# Brano di testo
Da questo presunto carattere di eccezionalità deriva una estrema difficoltà a identificare possibili vie d’uscita. Questa presunzione porta inevitabilmente a non prendere in considerazione altri paradigmi della Storia, a non cercare nella Storia percorsi, modelli, esempi che possono rappresentare un punto di partenza per intraprendere un positivo cammino verso la pace. Se il conflitto israelo-palestinese è unico ed eccezionale, a qualsiasi soluzione proposta è estremamente facile opporre dei però
che calano come macigni a interrompere qualsiasi percorso di dialogo e incontro.
Per questo motivo ritengo fondamentale conoscere i fatti, gli avvenimenti storici che hanno contraddistinto questo conflitto, per comprendere che non si tratta di avvenimenti o storie eccezionali, ma di un accadere di eventi, un intrecciarsi di relazioni con i quali l’umanità si è spesso già confrontata riuscendo, in molti casi, a fornire risposte positive e risolutorie. È importante capire che stiamo parlando di nazionalismi, di colonialismi, di interessi economici e geo-politici delle grandi potenze, di conflitti sociali, di sfruttati e sfruttatori, di vittime e persecutori. Vittime e persecutori che, in più di 100 anni, non hanno mantenuto staticamente il proprio ruolo: stiamo parlando di vittime che si trasformano in persecutori, di persecutori che si trasformano in vittime, in un’alternanza che si ripete ciclicamente.
In questo contesto è inutile e fuorviante pretendere di identificare chi
ha ragione. Se si affronta la lettura di questo conflitto con l’obiettivo di dare una risposta a questa domanda, la partita è persa in partenza. Il problema non è chi
ha ragione, bensì quali
sono le ragioni. Comprendere le ragioni degli altri è il primo fondamentale passo per intraprendere un dialogo costruttivo.

# Estratti delle voci
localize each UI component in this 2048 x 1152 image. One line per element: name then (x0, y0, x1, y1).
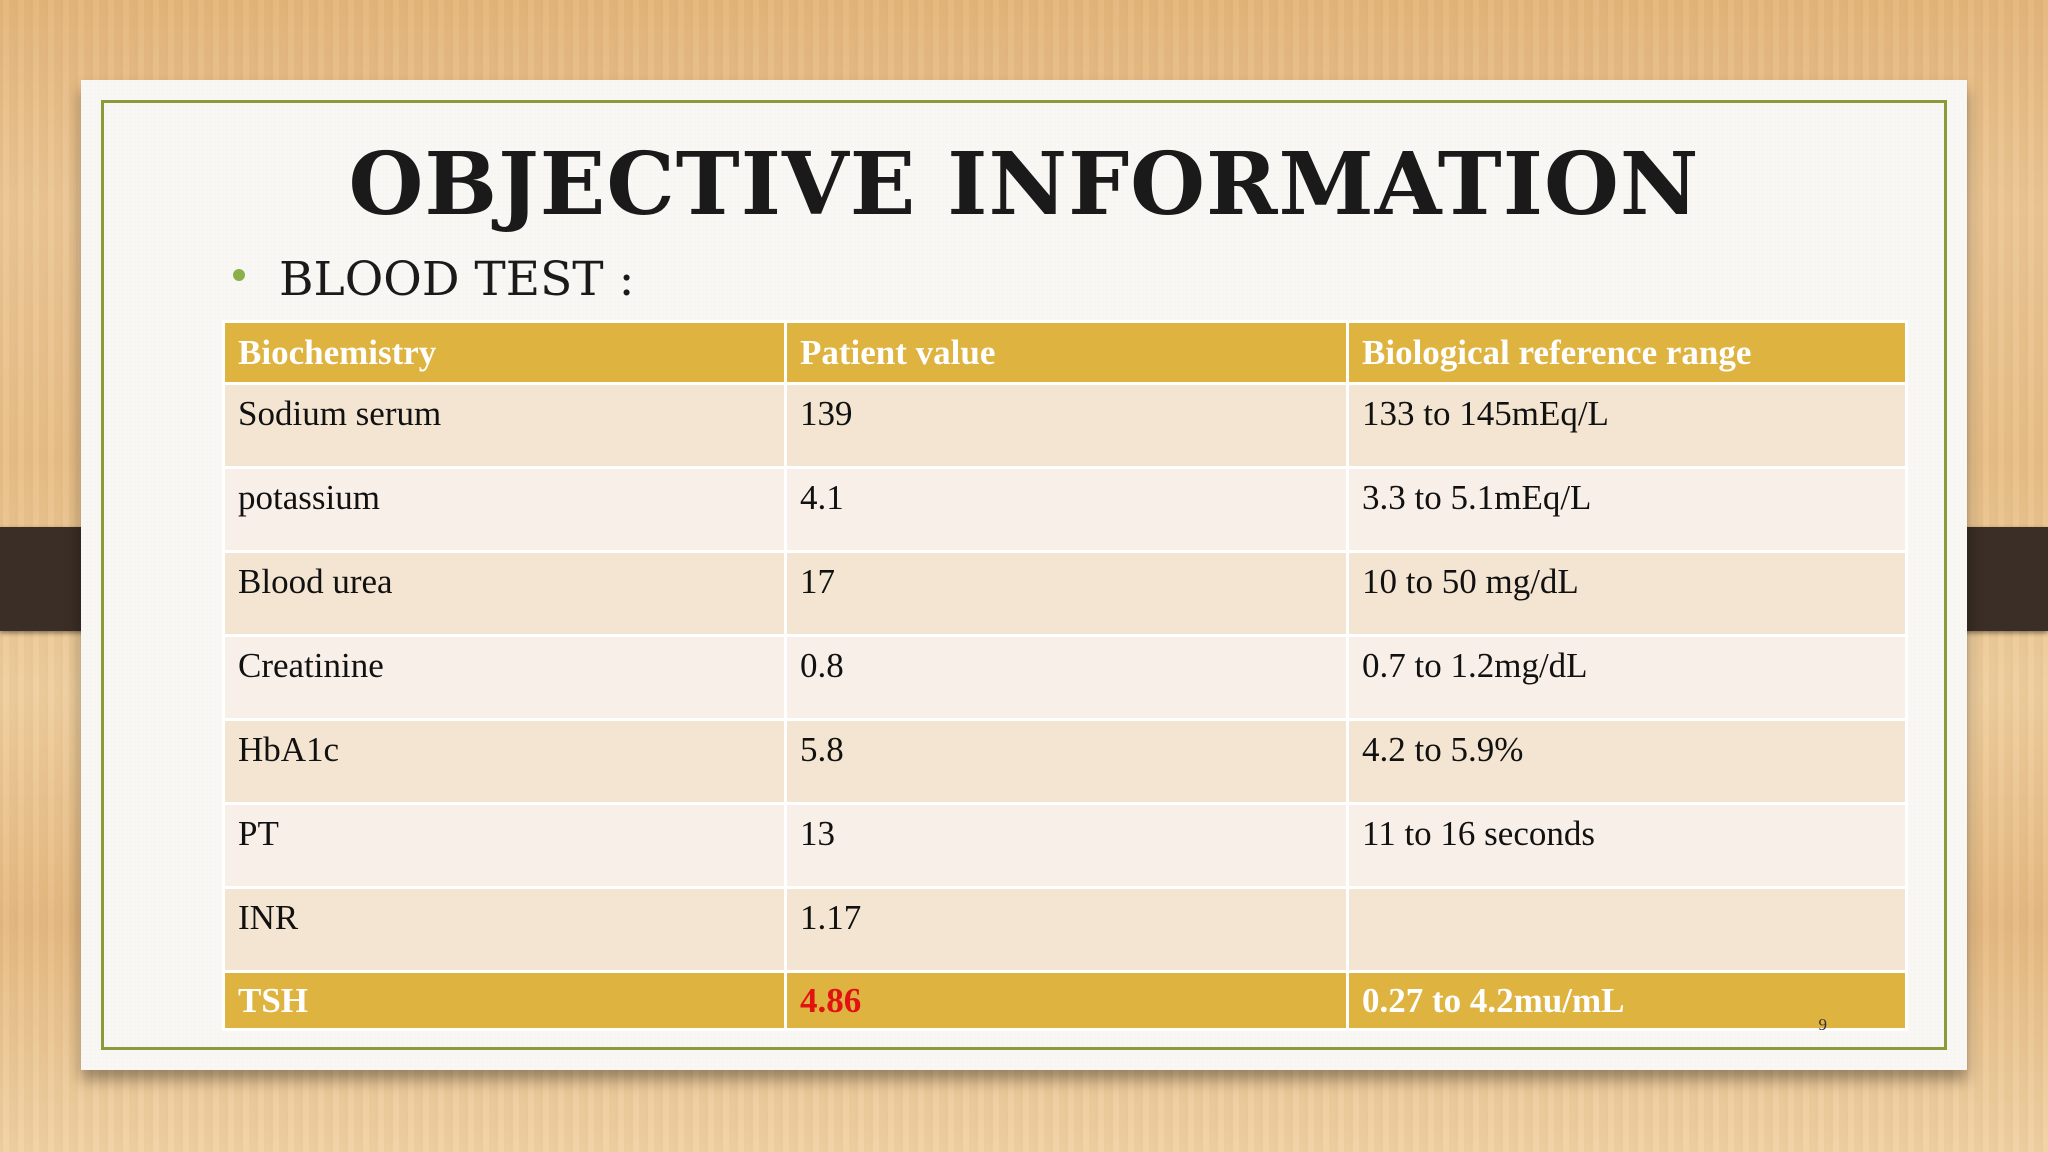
cell-range: 10 to 50 mg/dL (1346, 550, 1908, 637)
cell-value-abnormal: 4.86 (784, 970, 1349, 1031)
cell-value: 0.8 (784, 634, 1349, 721)
cell-test: potassium (222, 466, 787, 553)
slide-title: OBJECTIVE INFORMATION (348, 134, 1700, 235)
table-row-highlighted: TSH 4.86 0.27 to 4.2mu/mL (222, 970, 1908, 1031)
blood-test-table: Biochemistry Patient value Biological re… (222, 320, 1908, 1031)
bullet-item: BLOOD TEST : (233, 252, 634, 307)
cell-range: 3.3 to 5.1mEq/L (1346, 466, 1908, 553)
table-row: Creatinine 0.8 0.7 to 1.2mg/dL (222, 634, 1908, 721)
slide-card: OBJECTIVE INFORMATION BLOOD TEST : Bioch… (81, 80, 1967, 1070)
header-patient-value: Patient value (784, 320, 1349, 385)
table-row: PT 13 11 to 16 seconds (222, 802, 1908, 889)
bullet-dot-icon (233, 268, 245, 281)
cell-test: Creatinine (222, 634, 787, 721)
cell-range: 0.7 to 1.2mg/dL (1346, 634, 1908, 721)
table-header-row: Biochemistry Patient value Biological re… (222, 320, 1908, 385)
cell-range: 0.27 to 4.2mu/mL (1346, 970, 1908, 1031)
cell-test: HbA1c (222, 718, 787, 805)
table-row: Blood urea 17 10 to 50 mg/dL (222, 550, 1908, 637)
page-number: 9 (1818, 1015, 1828, 1034)
header-biochemistry: Biochemistry (222, 320, 787, 385)
cell-test: TSH (222, 970, 787, 1031)
bullet-text: BLOOD TEST : (279, 252, 635, 307)
cell-value: 17 (784, 550, 1349, 637)
cell-test: Blood urea (222, 550, 787, 637)
cell-value: 139 (784, 382, 1349, 469)
cell-test: PT (222, 802, 787, 889)
cell-range: 4.2 to 5.9% (1346, 718, 1908, 805)
cell-range: 133 to 145mEq/L (1346, 382, 1908, 469)
header-reference-range: Biological reference range (1346, 320, 1908, 385)
slide-frame (101, 100, 1947, 1050)
table-row: potassium 4.1 3.3 to 5.1mEq/L (222, 466, 1908, 553)
cell-range (1346, 886, 1908, 973)
cell-value: 13 (784, 802, 1349, 889)
cell-test: Sodium serum (222, 382, 787, 469)
cell-value: 4.1 (784, 466, 1349, 553)
table-row: INR 1.17 (222, 886, 1908, 973)
cell-range: 11 to 16 seconds (1346, 802, 1908, 889)
cell-value: 5.8 (784, 718, 1349, 805)
cell-value: 1.17 (784, 886, 1349, 973)
cell-test: INR (222, 886, 787, 973)
table-row: HbA1c 5.8 4.2 to 5.9% (222, 718, 1908, 805)
table-row: Sodium serum 139 133 to 145mEq/L (222, 382, 1908, 469)
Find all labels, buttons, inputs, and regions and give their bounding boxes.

# Problemi da risolvere
**A.** Ricopia dal testo sul conflitto israelo-palestinese il tratto da «Da questo presunto» fino a «dialogo e incontro.».
**B.** Rispondi a queste domande sul testo relativo al conflitto israelo-palestinese:
(i) Da quanti anni, secondo il testo, vittime e persecutori non mantengono staticamente il proprio ruolo?
(ii) Che cosa accade se si legge il conflitto con l'obiettivo di stabilire chi ha ragione?
(iii) Quale viene indicato come il primo fondamentale passo per intraprendere un dialogo costruttivo?
**C.** Prosegui il testo sul conflitto israelo-palestinese a partire dal punto in cui si interrompe.

# Risultati finali
**A.**
Da questo presunto carattere di eccezionalità deriva una estrema difficoltà a identificare possibili vie d’uscita. Questa presunzione porta inevitabilmente a non prendere in considerazione altri paradigmi della Storia, a non cercare nella Storia percorsi, modelli, esempi che possono rappresentare un punto di partenza per intraprendere un positivo cammino verso la pace. Se il conflitto israelo-palestinese è unico ed eccezionale, a qualsiasi soluzione proposta è estremamente facile opporre dei però
che calano come macigni a interrompere qualsiasi percorso di dialogo e incontro.

**B.**
(i) Da più di 100 anni.
(ii) La partita è persa in partenza.
(iii) Comprendere le ragioni degli altri.

**C.**
Per far emergere e comprendere le ragioni degli altri
è necessario muoversi su un piano di lettura e interpretazione che tenga in considerazione due elementi fondamentali: da un lato gli interessi geo-politici delle grandi potenze per la regione medio-orientale; dall’altro la nascita, lo sviluppo e la diffusione dei nazionalismi in quest’area (quello arabo prima e palestinese poi e quello, nella sua particolare accezione, ebraico).
Questo piano di lettura dovrebbe essere tenuto presente per qualsiasi conflitto locale
del XX secolo. Il caso israelo-palestinese, quindi, non è avulso da questo contesto e ha le sue radici a partire dalla seconda metà del XIX secolo: è in quegli anni che nascono il nazionalismo arabo all’interno dell’Impero Ottomano e il nazionalismo
ebraico in Europa; è in quegli anni che l’interesse delle grandi potenze per l’agonizzante Impero inizia a manifestarsi con forza.
L’unica peculiarità, ma che comunque può rappresentare sia fattore di divisione e contrasto sia elemento di solidarietà e unione, è che questo conflitto si svolge in una regione che rappresenta il centro spirituale più sacro per due delle principali religioni monoteiste (ebraica e cristiana) e il terzo luogo sacro per la terza (islamica). È innegabile che tutto quello che succede in quest’area, accanto agli interessi economici e politico-strategici, smuove nelle popolazioni che vi abitano e in quelle che, nel resto del mondo, si riconoscono in queste religioni un’emotività che travalica questi stessi interessi.
Nota alla seconda edizione
La prima edizione di questo libro è stata scritta nei due mesi successivi all’Operazione Piombo Fuso (febbraio-marzo 2009). Da quella data il Medio Oriente è stato sconvolto da stravolgimenti irreversibili: regimi decennali sono caduti; due sanguinose guerre in Siria e in Libia stanno falciando quotidianamente centinaia di uomini e donne; si è aperto un nuovo fronte di guerra nello Yemen; stiamo facendo l’abitudine a termini come foreign fighters (cittadini europei che arruolano nell’ISIS andando a combattere in Siria) e a sgozzamenti mediatici di crociati
, traditori
, infedeli
; la guerra tra sciiti e sunniti sembra tornata ai tempi della battaglia di Kerbala del 680; sono quasi 4.000.000 i profughi siriani dall’inizio del conflitto mentre per la Libia non esistono dati ufficiali e le stime sono di circa 300.000 persone.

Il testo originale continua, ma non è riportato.